> **WHAT THIS TASK INVOLVES**
Comb through the entries for "accurate" and pull out each line that holds it.
════════
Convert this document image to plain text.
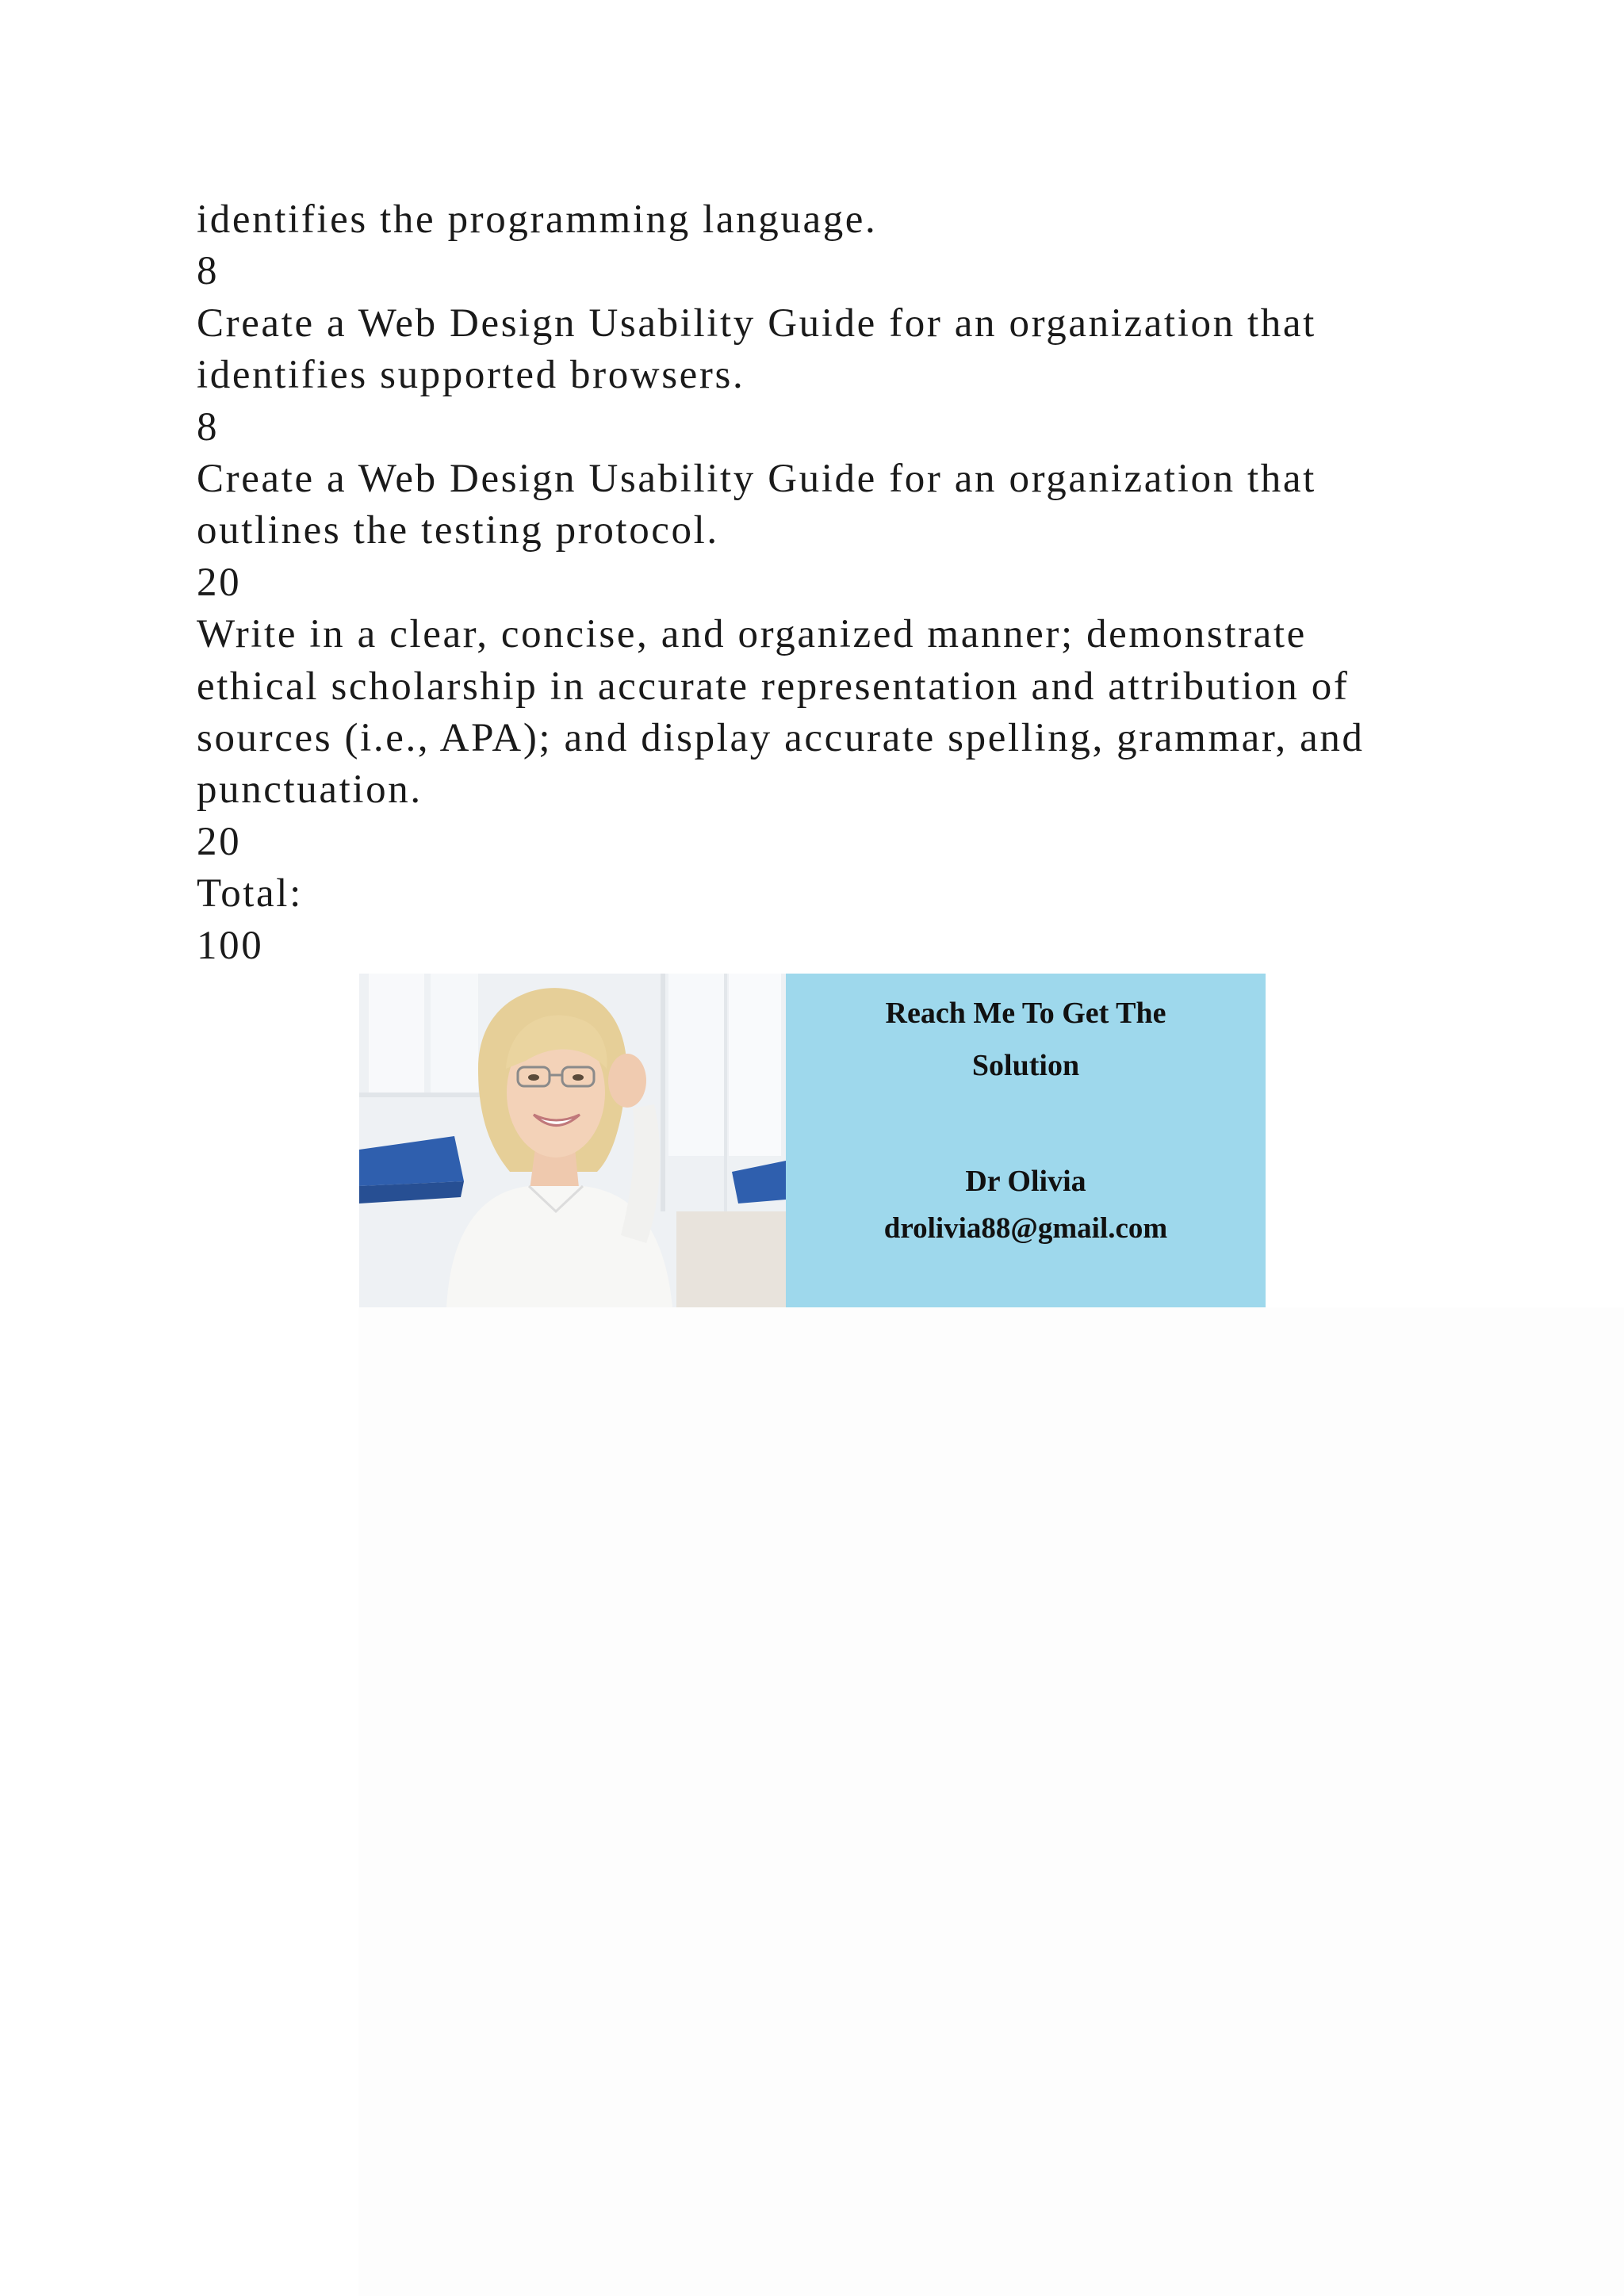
identifies the programming language.
8
Create a Web Design Usability Guide for an organization that
identifies supported browsers.
8
Create a Web Design Usability Guide for an organization that
outlines the testing protocol.
20
Write in a clear, concise, and organized manner; demonstrate
ethical scholarship in accurate representation and attribution of
sources (i.e., APA); and display accurate spelling, grammar, and
punctuation.
20
Total:
100
Reach Me To Get The
Solution
Dr Olivia
drolivia88@gmail.com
════════
> **FINISHED TASK**
ethical scholarship in accurate representation and attribution of
sources (i.e., APA); and display accurate spelling, grammar, and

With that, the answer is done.